REQUIRED WORK: Write the material out again exactly.
- - - - -
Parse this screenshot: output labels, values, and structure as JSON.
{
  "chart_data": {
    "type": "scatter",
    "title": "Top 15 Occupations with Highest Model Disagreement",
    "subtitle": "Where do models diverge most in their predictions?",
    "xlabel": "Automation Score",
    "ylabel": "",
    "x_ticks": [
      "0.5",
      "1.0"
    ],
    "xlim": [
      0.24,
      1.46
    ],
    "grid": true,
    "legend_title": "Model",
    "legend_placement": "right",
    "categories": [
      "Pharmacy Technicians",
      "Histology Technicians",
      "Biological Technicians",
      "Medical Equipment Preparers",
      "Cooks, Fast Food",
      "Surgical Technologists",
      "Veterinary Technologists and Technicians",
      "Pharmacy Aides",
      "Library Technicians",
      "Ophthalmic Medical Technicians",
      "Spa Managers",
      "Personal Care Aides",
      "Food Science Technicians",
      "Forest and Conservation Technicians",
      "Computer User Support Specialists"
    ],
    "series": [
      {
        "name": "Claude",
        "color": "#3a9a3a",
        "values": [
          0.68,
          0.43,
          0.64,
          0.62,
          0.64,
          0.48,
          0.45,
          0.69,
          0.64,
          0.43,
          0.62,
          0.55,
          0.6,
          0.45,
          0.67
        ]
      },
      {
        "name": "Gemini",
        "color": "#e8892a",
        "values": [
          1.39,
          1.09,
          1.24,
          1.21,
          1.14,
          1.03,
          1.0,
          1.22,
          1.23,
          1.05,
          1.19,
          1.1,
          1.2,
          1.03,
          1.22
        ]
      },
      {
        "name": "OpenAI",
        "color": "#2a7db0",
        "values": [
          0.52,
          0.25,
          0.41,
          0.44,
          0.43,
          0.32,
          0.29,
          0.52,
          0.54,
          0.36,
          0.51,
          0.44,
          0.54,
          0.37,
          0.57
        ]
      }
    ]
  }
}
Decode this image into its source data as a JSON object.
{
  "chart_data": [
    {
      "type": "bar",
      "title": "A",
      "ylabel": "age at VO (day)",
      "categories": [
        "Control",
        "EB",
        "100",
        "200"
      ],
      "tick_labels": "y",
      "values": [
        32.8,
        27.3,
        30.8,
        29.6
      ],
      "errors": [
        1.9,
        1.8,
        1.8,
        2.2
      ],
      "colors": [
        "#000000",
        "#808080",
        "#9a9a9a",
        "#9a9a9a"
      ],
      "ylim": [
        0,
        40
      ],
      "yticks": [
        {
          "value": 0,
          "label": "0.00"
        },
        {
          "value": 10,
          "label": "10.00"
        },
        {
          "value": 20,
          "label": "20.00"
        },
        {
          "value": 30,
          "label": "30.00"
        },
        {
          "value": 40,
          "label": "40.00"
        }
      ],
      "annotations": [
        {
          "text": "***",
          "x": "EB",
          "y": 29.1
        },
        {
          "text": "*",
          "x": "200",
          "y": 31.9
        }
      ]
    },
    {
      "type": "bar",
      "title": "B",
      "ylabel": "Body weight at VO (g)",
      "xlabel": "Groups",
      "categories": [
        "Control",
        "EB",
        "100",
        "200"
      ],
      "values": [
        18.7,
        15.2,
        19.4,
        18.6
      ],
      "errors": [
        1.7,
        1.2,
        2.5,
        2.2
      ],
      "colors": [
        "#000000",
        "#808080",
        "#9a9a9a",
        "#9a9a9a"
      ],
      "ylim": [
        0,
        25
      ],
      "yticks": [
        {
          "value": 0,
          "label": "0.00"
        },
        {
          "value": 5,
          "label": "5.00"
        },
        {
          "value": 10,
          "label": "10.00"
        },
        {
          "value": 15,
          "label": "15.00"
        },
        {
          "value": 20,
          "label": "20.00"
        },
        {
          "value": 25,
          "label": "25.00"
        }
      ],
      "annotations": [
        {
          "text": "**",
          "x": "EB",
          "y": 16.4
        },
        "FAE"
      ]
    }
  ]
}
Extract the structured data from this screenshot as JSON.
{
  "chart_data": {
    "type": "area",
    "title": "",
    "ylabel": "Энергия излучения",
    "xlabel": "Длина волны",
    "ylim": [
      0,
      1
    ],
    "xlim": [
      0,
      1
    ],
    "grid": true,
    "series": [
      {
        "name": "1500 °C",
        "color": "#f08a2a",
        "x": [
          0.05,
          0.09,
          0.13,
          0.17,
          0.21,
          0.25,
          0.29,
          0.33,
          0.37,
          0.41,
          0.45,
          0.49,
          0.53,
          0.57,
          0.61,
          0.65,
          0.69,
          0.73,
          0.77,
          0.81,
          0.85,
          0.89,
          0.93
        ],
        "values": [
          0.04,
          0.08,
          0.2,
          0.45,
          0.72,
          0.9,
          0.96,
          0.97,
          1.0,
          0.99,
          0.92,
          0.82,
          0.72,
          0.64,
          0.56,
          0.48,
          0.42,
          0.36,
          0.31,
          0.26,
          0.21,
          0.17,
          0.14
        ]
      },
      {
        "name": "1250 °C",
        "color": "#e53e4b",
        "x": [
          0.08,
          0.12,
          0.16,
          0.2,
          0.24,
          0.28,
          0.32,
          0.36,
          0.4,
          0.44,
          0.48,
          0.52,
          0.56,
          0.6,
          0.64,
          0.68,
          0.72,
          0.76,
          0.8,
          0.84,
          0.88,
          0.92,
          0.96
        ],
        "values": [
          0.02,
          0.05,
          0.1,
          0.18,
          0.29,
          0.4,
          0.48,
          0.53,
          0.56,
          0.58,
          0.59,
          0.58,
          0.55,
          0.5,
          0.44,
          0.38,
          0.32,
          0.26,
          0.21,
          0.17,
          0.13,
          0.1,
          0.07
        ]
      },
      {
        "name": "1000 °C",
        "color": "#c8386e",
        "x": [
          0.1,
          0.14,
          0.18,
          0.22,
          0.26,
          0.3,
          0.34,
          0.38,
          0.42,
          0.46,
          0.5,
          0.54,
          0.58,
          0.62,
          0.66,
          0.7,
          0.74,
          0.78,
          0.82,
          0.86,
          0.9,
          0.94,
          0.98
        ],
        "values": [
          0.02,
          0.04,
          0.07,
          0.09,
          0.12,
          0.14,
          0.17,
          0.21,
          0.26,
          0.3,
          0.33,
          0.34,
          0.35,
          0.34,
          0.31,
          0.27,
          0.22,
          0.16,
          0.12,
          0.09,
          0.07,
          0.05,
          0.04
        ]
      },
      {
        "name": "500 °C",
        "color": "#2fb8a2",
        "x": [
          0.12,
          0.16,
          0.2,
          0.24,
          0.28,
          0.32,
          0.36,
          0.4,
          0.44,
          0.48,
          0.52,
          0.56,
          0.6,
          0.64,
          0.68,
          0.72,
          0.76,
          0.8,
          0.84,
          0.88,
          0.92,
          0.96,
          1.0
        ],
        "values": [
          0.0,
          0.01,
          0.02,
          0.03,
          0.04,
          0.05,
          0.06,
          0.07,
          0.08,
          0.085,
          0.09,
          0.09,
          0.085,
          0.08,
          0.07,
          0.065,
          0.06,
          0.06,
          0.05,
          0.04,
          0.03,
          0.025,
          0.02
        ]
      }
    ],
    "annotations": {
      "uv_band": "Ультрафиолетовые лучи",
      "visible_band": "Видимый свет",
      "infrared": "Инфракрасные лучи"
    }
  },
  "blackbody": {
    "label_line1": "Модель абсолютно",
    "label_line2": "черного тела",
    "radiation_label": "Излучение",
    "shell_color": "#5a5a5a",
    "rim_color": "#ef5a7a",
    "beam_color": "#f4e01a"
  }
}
- - - - -
OUTPUT FOR THIS EXERCISE:
Parse this screenshot: output labels, values, and structure as JSON.
{
  "chart_data": {
    "type": "scatter",
    "title": "Top 15 Occupations with Highest Model Disagreement",
    "subtitle": "Where do models diverge most in their predictions?",
    "xlabel": "Automation Score",
    "ylabel": "",
    "x_ticks": [
      "0.5",
      "1.0"
    ],
    "xlim": [
      0.24,
      1.46
    ],
    "grid": true,
    "legend_title": "Model",
    "legend_placement": "right",
    "categories": [
      "Pharmacy Technicians",
      "Histology Technicians",
      "Biological Technicians",
      "Medical Equipment Preparers",
      "Cooks, Fast Food",
      "Surgical Technologists",
      "Veterinary Technologists and Technicians",
      "Pharmacy Aides",
      "Library Technicians",
      "Ophthalmic Medical Technicians",
      "Spa Managers",
      "Personal Care Aides",
      "Food Science Technicians",
      "Forest and Conservation Technicians",
      "Computer User Support Specialists"
    ],
    "series": [
      {
        "name": "Claude",
        "color": "#3a9a3a",
        "values": [
          0.68,
          0.43,
          0.64,
          0.62,
          0.64,
          0.48,
          0.45,
          0.69,
          0.64,
          0.43,
          0.62,
          0.55,
          0.6,
          0.45,
          0.67
        ]
      },
      {
        "name": "Gemini",
        "color": "#e8892a",
        "values": [
          1.39,
          1.09,
          1.24,
          1.21,
          1.14,
          1.03,
          1.0,
          1.22,
          1.23,
          1.05,
          1.19,
          1.1,
          1.2,
          1.03,
          1.22
        ]
      },
      {
        "name": "OpenAI",
        "color": "#2a7db0",
        "values": [
          0.52,
          0.25,
          0.41,
          0.44,
          0.43,
          0.32,
          0.29,
          0.52,
          0.54,
          0.36,
          0.51,
          0.44,
          0.54,
          0.37,
          0.57
        ]
      }
    ]
  }
}
Decode this image into its source data as a JSON object.
{
  "chart_data": [
    {
      "type": "bar",
      "title": "A",
      "ylabel": "age at VO (day)",
      "categories": [
        "Control",
        "EB",
        "100",
        "200"
      ],
      "tick_labels": "y",
      "values": [
        32.8,
        27.3,
        30.8,
        29.6
      ],
      "errors": [
        1.9,
        1.8,
        1.8,
        2.2
      ],
      "colors": [
        "#000000",
        "#808080",
        "#9a9a9a",
        "#9a9a9a"
      ],
      "ylim": [
        0,
        40
      ],
      "yticks": [
        {
          "value": 0,
          "label": "0.00"
        },
        {
          "value": 10,
          "label": "10.00"
        },
        {
          "value": 20,
          "label": "20.00"
        },
        {
          "value": 30,
          "label": "30.00"
        },
        {
          "value": 40,
          "label": "40.00"
        }
      ],
      "annotations": [
        {
          "text": "***",
          "x": "EB",
          "y": 29.1
        },
        {
          "text": "*",
          "x": "200",
          "y": 31.9
        }
      ]
    },
    {
      "type": "bar",
      "title": "B",
      "ylabel": "Body weight at VO (g)",
      "xlabel": "Groups",
      "categories": [
        "Control",
        "EB",
        "100",
        "200"
      ],
      "values": [
        18.7,
        15.2,
        19.4,
        18.6
      ],
      "errors": [
        1.7,
        1.2,
        2.5,
        2.2
      ],
      "colors": [
        "#000000",
        "#808080",
        "#9a9a9a",
        "#9a9a9a"
      ],
      "ylim": [
        0,
        25
      ],
      "yticks": [
        {
          "value": 0,
          "label": "0.00"
        },
        {
          "value": 5,
          "label": "5.00"
        },
        {
          "value": 10,
          "label": "10.00"
        },
        {
          "value": 15,
          "label": "15.00"
        },
        {
          "value": 20,
          "label": "20.00"
        },
        {
          "value": 25,
          "label": "25.00"
        }
      ],
      "annotations": [
        {
          "text": "**",
          "x": "EB",
          "y": 16.4
        },
        "FAE"
      ]
    }
  ]
}
Extract the structured data from this screenshot as JSON.
{
  "chart_data": {
    "type": "area",
    "title": "",
    "ylabel": "Энергия излучения",
    "xlabel": "Длина волны",
    "ylim": [
      0,
      1
    ],
    "xlim": [
      0,
      1
    ],
    "grid": true,
    "series": [
      {
        "name": "1500 °C",
        "color": "#f08a2a",
        "x": [
          0.05,
          0.09,
          0.13,
          0.17,
          0.21,
          0.25,
          0.29,
          0.33,
          0.37,
          0.41,
          0.45,
          0.49,
          0.53,
          0.57,
          0.61,
          0.65,
          0.69,
          0.73,
          0.77,
          0.81,
          0.85,
          0.89,
          0.93
        ],
        "values": [
          0.04,
          0.08,
          0.2,
          0.45,
          0.72,
          0.9,
          0.96,
          0.97,
          1.0,
          0.99,
          0.92,
          0.82,
          0.72,
          0.64,
          0.56,
          0.48,
          0.42,
          0.36,
          0.31,
          0.26,
          0.21,
          0.17,
          0.14
        ]
      },
      {
        "name": "1250 °C",
        "color": "#e53e4b",
        "x": [
          0.08,
          0.12,
          0.16,
          0.2,
          0.24,
          0.28,
          0.32,
          0.36,
          0.4,
          0.44,
          0.48,
          0.52,
          0.56,
          0.6,
          0.64,
          0.68,
          0.72,
          0.76,
          0.8,
          0.84,
          0.88,
          0.92,
          0.96
        ],
        "values": [
          0.02,
          0.05,
          0.1,
          0.18,
          0.29,
          0.4,
          0.48,
          0.53,
          0.56,
          0.58,
          0.59,
          0.58,
          0.55,
          0.5,
          0.44,
          0.38,
          0.32,
          0.26,
          0.21,
          0.17,
          0.13,
          0.1,
          0.07
        ]
      },
      {
        "name": "1000 °C",
        "color": "#c8386e",
        "x": [
          0.1,
          0.14,
          0.18,
          0.22,
          0.26,
          0.3,
          0.34,
          0.38,
          0.42,
          0.46,
          0.5,
          0.54,
          0.58,
          0.62,
          0.66,
          0.7,
          0.74,
          0.78,
          0.82,
          0.86,
          0.9,
          0.94,
          0.98
        ],
        "values": [
          0.02,
          0.04,
          0.07,
          0.09,
          0.12,
          0.14,
          0.17,
          0.21,
          0.26,
          0.3,
          0.33,
          0.34,
          0.35,
          0.34,
          0.31,
          0.27,
          0.22,
          0.16,
          0.12,
          0.09,
          0.07,
          0.05,
          0.04
        ]
      },
      {
        "name": "500 °C",
        "color": "#2fb8a2",
        "x": [
          0.12,
          0.16,
          0.2,
          0.24,
          0.28,
          0.32,
          0.36,
          0.4,
          0.44,
          0.48,
          0.52,
          0.56,
          0.6,
          0.64,
          0.68,
          0.72,
          0.76,
          0.8,
          0.84,
          0.88,
          0.92,
          0.96,
          1.0
        ],
        "values": [
          0.0,
          0.01,
          0.02,
          0.03,
          0.04,
          0.05,
          0.06,
          0.07,
          0.08,
          0.085,
          0.09,
          0.09,
          0.085,
          0.08,
          0.07,
          0.065,
          0.06,
          0.06,
          0.05,
          0.04,
          0.03,
          0.025,
          0.02
        ]
      }
    ],
    "annotations": {
      "uv_band": "Ультрафиолетовые лучи",
      "visible_band": "Видимый свет",
      "infrared": "Инфракрасные лучи"
    }
  },
  "blackbody": {
    "label_line1": "Модель абсолютно",
    "label_line2": "черного тела",
    "radiation_label": "Излучение",
    "shell_color": "#5a5a5a",
    "rim_color": "#ef5a7a",
    "beam_color": "#f4e01a"
  }
}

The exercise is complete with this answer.